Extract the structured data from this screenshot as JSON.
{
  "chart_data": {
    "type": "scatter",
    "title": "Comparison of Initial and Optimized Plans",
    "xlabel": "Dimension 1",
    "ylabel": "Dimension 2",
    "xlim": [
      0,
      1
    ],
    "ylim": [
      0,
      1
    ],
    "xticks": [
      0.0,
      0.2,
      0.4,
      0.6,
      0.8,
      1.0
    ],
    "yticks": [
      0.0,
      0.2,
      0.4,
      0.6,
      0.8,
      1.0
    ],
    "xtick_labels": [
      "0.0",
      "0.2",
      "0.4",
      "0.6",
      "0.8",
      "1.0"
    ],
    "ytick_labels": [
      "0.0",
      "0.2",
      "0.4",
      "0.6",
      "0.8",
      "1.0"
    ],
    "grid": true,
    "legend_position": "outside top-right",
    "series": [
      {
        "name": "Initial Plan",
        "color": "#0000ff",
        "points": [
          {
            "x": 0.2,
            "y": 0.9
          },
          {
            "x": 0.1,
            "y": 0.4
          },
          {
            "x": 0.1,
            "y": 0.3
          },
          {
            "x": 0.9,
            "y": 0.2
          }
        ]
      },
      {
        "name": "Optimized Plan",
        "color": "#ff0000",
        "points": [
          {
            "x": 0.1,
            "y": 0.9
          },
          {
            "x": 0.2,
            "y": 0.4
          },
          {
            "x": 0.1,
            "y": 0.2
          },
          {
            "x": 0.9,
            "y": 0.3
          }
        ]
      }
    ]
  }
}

_Problem description:_
In this exercise, repeat all entries exactly.

_Solved exercise:_
Extract the structured data from this screenshot as JSON.
{
  "chart_data": {
    "type": "scatter",
    "title": "Comparison of Initial and Optimized Plans",
    "xlabel": "Dimension 1",
    "ylabel": "Dimension 2",
    "xlim": [
      0,
      1
    ],
    "ylim": [
      0,
      1
    ],
    "xticks": [
      0.0,
      0.2,
      0.4,
      0.6,
      0.8,
      1.0
    ],
    "yticks": [
      0.0,
      0.2,
      0.4,
      0.6,
      0.8,
      1.0
    ],
    "xtick_labels": [
      "0.0",
      "0.2",
      "0.4",
      "0.6",
      "0.8",
      "1.0"
    ],
    "ytick_labels": [
      "0.0",
      "0.2",
      "0.4",
      "0.6",
      "0.8",
      "1.0"
    ],
    "grid": true,
    "legend_position": "outside top-right",
    "series": [
      {
        "name": "Initial Plan",
        "color": "#0000ff",
        "points": [
          {
            "x": 0.2,
            "y": 0.9
          },
          {
            "x": 0.1,
            "y": 0.4
          },
          {
            "x": 0.1,
            "y": 0.3
          },
          {
            "x": 0.9,
            "y": 0.2
          }
        ]
      },
      {
        "name": "Optimized Plan",
        "color": "#ff0000",
        "points": [
          {
            "x": 0.1,
            "y": 0.9
          },
          {
            "x": 0.2,
            "y": 0.4
          },
          {
            "x": 0.1,
            "y": 0.2
          },
          {
            "x": 0.9,
            "y": 0.3
          }
        ]
      }
    ]
  }
}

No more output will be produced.